* **What is needed**:
Filter the data below for the string "女性Age" and copy each matching line.

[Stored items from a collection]

☆ ☆ ☆ ☆ ☆

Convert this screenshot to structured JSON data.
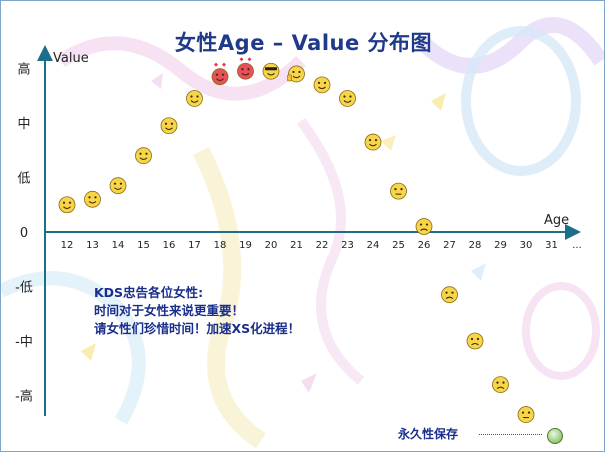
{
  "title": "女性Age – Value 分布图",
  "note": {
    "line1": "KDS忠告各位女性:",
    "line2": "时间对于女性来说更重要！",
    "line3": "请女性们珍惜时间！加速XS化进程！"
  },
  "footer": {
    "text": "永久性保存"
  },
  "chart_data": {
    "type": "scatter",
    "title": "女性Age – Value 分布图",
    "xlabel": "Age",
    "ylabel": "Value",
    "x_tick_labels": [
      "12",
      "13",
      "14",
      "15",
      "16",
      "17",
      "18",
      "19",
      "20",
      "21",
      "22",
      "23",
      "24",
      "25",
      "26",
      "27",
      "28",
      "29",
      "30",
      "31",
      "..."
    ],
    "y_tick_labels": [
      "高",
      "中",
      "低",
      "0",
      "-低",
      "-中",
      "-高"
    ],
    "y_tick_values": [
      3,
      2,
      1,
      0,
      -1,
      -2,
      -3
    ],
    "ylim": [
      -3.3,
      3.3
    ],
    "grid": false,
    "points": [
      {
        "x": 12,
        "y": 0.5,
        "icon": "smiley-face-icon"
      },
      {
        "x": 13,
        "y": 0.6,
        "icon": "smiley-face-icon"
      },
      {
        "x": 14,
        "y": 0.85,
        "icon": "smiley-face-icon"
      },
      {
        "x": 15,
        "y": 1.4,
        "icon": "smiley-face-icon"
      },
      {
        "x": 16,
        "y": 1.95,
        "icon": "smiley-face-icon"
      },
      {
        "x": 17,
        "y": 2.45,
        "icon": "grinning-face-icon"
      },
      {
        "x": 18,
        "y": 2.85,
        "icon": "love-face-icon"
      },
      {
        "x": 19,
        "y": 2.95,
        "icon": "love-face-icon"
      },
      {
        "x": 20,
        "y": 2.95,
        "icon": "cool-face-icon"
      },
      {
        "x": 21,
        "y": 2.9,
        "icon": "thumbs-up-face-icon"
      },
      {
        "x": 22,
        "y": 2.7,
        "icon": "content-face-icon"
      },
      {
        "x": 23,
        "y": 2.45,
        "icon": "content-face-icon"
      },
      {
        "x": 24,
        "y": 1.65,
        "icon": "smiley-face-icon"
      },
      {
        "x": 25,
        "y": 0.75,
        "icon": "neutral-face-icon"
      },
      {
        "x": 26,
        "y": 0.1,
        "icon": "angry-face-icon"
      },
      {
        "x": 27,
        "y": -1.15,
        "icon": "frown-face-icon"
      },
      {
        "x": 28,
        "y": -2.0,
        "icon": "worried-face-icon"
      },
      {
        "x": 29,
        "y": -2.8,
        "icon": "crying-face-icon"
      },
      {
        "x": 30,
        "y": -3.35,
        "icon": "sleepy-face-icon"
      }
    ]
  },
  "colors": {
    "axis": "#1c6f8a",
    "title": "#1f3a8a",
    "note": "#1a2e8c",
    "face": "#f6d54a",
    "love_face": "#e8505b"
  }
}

☆ ☆ ☆ ☆ ☆

* **Result of this exercise**:
  "title": "女性Age – Value 分布图",
    "title": "女性Age – Value 分布图",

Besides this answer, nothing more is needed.